** BEGIN **
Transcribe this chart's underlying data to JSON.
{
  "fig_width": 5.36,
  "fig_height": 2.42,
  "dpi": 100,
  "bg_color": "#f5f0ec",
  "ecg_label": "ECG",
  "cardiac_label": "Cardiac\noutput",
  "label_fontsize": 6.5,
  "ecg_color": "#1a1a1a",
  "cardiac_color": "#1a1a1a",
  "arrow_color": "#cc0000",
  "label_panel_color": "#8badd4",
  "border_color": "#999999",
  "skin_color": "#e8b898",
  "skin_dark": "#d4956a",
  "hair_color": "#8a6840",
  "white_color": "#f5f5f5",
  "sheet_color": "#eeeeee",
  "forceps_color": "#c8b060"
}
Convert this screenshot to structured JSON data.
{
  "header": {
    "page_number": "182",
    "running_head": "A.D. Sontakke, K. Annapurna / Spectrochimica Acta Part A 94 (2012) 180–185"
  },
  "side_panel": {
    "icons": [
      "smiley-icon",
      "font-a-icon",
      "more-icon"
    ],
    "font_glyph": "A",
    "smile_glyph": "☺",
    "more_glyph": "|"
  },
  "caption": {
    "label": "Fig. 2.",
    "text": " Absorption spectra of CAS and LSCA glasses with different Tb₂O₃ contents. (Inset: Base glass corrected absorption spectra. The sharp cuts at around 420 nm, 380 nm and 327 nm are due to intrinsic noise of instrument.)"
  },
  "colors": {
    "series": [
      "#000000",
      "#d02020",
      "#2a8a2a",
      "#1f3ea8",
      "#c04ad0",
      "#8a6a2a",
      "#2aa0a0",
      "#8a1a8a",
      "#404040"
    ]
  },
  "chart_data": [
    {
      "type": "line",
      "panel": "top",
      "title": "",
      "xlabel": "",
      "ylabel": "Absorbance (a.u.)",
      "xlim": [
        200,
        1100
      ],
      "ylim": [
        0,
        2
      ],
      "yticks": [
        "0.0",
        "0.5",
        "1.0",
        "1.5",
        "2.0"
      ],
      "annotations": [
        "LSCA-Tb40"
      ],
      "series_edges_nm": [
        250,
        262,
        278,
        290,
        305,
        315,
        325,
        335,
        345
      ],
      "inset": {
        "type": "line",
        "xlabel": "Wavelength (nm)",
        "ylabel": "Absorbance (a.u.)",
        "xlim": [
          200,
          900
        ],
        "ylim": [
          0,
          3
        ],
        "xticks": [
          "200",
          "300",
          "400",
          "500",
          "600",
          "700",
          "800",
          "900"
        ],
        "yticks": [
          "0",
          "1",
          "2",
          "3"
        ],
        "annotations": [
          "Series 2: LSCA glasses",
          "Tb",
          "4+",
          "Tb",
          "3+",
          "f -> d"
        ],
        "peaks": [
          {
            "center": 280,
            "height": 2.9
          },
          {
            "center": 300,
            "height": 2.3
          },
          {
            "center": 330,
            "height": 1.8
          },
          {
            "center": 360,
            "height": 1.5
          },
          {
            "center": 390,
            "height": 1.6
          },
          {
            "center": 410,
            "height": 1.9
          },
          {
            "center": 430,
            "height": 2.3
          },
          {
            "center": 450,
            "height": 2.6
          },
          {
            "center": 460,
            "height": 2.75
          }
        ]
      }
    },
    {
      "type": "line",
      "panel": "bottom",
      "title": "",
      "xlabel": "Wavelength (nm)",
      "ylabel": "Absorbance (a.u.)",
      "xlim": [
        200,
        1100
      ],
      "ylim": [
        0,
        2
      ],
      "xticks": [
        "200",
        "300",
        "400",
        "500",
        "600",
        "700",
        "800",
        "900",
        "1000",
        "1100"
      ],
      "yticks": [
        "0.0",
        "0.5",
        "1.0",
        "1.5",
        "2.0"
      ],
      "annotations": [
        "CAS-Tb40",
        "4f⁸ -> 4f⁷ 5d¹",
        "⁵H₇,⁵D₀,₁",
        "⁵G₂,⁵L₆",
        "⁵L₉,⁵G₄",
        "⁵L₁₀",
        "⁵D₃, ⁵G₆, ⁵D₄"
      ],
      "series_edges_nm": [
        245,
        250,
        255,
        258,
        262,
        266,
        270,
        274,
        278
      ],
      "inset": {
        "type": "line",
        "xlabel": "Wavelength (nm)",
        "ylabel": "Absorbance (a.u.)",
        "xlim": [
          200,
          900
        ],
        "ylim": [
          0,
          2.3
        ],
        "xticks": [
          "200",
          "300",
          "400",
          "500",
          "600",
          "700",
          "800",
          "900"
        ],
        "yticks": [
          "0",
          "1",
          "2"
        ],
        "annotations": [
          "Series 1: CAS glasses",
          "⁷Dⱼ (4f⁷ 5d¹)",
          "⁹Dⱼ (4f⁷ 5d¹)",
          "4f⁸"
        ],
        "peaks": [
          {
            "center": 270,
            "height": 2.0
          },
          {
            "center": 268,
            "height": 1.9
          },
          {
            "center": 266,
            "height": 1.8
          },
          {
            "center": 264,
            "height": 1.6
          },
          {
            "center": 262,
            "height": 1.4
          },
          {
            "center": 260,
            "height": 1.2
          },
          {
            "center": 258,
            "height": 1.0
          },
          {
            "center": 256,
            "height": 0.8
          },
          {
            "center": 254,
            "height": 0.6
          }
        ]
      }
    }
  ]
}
** END **
_What is expected_:
Keep only those lines of the records that hold "this", and return them.

_Task solution_:
Transcribe this chart's underlying data to JSON.
Convert this screenshot to structured JSON data.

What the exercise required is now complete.